WHAT TO DO: Using the listing below, select the lines with the word "image" and copy them.

** Start ENTRIES **

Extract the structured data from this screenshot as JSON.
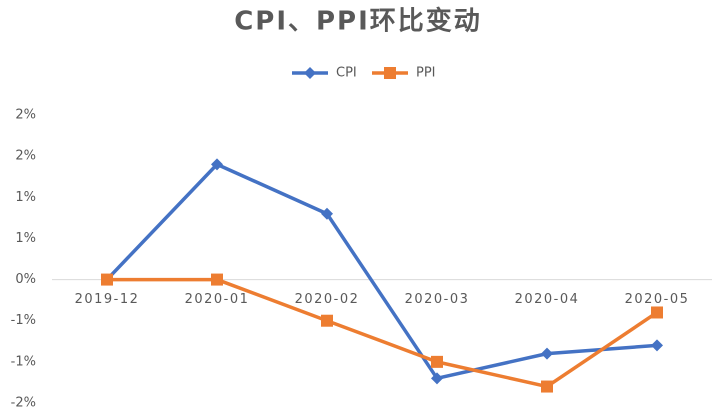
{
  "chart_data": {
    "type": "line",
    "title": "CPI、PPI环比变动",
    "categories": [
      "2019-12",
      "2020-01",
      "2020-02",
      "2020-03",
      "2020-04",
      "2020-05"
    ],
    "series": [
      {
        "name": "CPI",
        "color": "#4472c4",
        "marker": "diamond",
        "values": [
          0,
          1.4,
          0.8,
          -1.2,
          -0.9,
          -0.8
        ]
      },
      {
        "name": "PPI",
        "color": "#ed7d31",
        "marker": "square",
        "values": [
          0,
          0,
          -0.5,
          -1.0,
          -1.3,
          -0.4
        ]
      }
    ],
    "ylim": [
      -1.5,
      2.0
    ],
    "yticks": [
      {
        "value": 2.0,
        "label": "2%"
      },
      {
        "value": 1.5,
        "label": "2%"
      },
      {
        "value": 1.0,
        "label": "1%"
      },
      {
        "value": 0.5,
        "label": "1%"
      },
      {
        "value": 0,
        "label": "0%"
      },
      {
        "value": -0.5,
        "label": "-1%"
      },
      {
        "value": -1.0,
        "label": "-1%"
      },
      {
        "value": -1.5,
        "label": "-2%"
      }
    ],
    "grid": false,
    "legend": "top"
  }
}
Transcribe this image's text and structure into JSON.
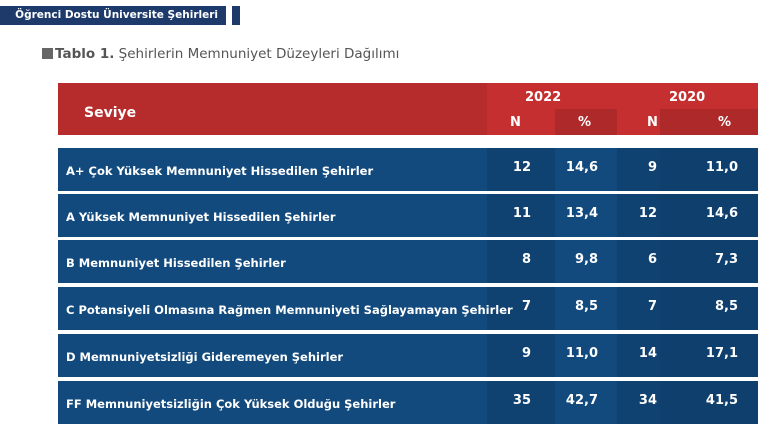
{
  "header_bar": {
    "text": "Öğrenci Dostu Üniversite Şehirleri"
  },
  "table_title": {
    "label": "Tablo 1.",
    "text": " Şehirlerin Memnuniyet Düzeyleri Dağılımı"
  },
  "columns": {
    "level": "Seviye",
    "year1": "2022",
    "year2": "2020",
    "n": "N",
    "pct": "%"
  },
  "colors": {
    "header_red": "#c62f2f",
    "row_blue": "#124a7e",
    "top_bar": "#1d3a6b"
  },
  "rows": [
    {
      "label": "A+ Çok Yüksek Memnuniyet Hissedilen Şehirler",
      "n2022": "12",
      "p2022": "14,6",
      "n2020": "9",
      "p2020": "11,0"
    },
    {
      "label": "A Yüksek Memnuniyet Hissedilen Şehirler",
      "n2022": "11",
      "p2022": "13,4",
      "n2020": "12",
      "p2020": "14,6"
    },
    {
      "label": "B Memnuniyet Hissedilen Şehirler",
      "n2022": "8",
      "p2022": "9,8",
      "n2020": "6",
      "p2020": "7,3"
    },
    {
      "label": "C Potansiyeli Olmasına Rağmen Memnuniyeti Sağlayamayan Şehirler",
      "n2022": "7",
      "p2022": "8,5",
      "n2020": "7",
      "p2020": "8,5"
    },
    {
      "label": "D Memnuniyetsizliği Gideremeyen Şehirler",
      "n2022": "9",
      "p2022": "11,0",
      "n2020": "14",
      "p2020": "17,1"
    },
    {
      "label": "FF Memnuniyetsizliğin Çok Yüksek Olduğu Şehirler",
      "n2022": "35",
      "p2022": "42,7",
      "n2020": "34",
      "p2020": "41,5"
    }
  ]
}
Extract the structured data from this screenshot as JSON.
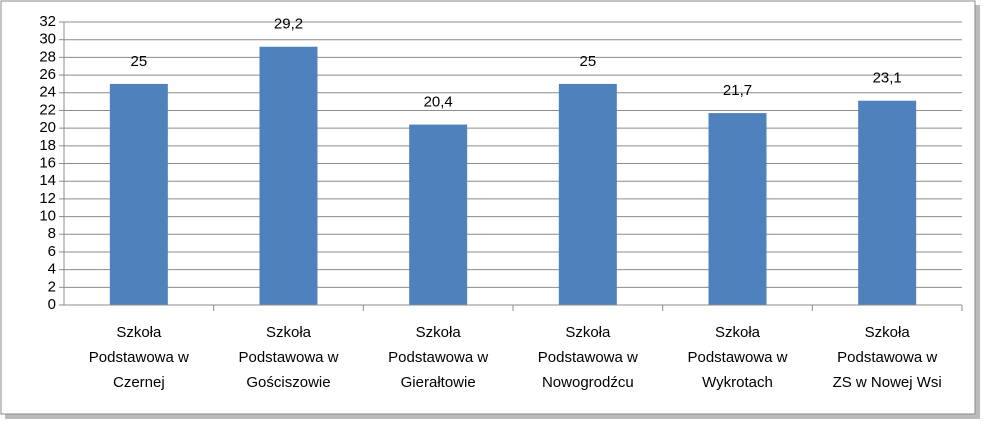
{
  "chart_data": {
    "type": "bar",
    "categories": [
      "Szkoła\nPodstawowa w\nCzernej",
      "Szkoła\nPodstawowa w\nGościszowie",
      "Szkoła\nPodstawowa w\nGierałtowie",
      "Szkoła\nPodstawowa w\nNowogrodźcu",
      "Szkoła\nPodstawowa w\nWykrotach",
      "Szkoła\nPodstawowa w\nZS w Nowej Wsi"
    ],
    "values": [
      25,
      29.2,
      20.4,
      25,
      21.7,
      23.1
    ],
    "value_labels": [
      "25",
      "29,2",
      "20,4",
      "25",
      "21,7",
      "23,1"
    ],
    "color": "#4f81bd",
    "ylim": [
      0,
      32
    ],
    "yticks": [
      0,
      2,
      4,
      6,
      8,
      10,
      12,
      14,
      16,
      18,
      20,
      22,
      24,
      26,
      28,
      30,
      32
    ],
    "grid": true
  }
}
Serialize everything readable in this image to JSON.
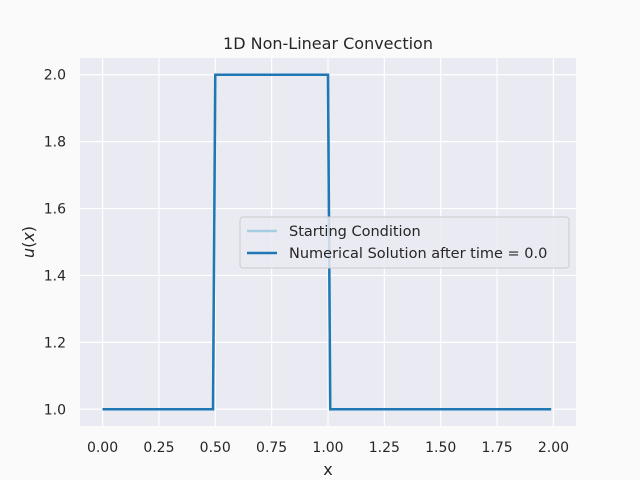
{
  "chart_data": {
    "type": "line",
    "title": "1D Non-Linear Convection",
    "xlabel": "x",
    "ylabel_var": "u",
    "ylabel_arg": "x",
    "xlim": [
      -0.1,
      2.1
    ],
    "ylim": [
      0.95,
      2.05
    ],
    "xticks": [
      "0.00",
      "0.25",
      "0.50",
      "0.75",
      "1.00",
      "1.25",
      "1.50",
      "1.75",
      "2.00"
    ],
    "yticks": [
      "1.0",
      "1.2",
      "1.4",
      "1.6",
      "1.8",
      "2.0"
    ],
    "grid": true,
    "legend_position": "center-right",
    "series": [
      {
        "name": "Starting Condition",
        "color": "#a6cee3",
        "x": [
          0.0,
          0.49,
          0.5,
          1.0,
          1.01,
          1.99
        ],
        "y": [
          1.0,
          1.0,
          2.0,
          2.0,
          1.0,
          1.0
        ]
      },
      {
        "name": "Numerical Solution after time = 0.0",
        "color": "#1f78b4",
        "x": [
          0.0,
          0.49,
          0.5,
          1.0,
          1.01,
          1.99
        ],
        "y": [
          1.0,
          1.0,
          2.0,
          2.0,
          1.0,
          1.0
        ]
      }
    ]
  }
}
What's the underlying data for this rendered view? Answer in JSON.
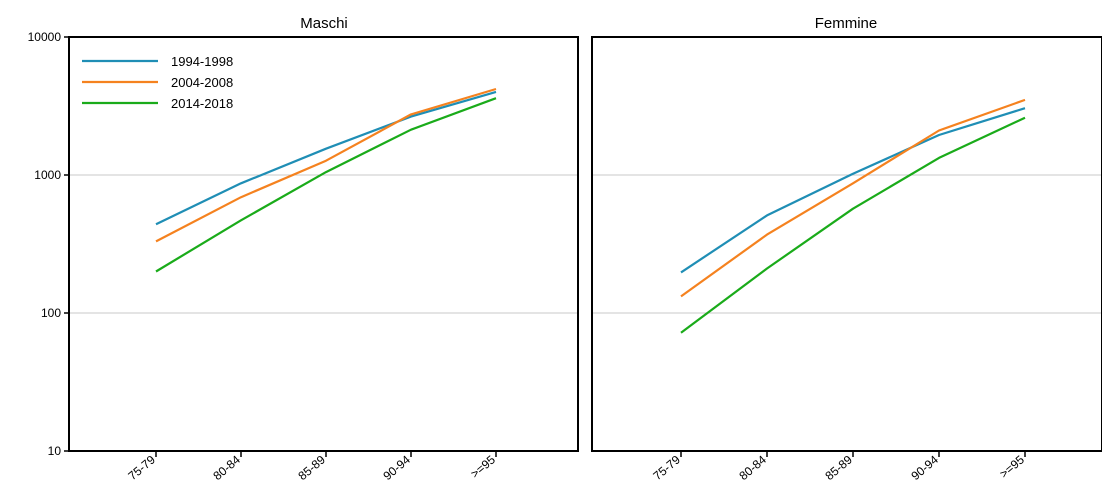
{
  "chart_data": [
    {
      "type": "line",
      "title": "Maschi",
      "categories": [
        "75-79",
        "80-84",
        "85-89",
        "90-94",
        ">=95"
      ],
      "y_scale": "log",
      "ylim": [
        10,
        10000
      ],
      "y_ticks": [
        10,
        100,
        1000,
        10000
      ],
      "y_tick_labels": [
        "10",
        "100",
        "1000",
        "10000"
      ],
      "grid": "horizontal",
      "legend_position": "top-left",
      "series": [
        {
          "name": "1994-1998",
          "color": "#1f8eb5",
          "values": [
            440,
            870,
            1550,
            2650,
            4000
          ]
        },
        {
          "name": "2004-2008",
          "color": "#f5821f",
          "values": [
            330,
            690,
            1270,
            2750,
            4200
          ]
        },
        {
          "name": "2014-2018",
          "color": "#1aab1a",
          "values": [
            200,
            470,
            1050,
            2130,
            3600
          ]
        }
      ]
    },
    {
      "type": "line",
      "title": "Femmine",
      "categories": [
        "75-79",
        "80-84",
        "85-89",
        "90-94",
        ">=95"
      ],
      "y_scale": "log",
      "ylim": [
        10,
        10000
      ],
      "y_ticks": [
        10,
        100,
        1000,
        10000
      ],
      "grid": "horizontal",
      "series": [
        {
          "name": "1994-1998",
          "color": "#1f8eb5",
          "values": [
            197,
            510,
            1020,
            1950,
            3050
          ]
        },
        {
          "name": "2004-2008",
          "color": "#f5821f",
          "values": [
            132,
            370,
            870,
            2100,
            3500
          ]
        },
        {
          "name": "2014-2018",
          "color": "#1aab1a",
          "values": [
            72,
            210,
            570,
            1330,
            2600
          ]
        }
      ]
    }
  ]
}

** End ENTRIES **

EXERCISE RESULT:
Transcribe this image's text and structure into JSON.
Serialize everything readable in this image to JSON.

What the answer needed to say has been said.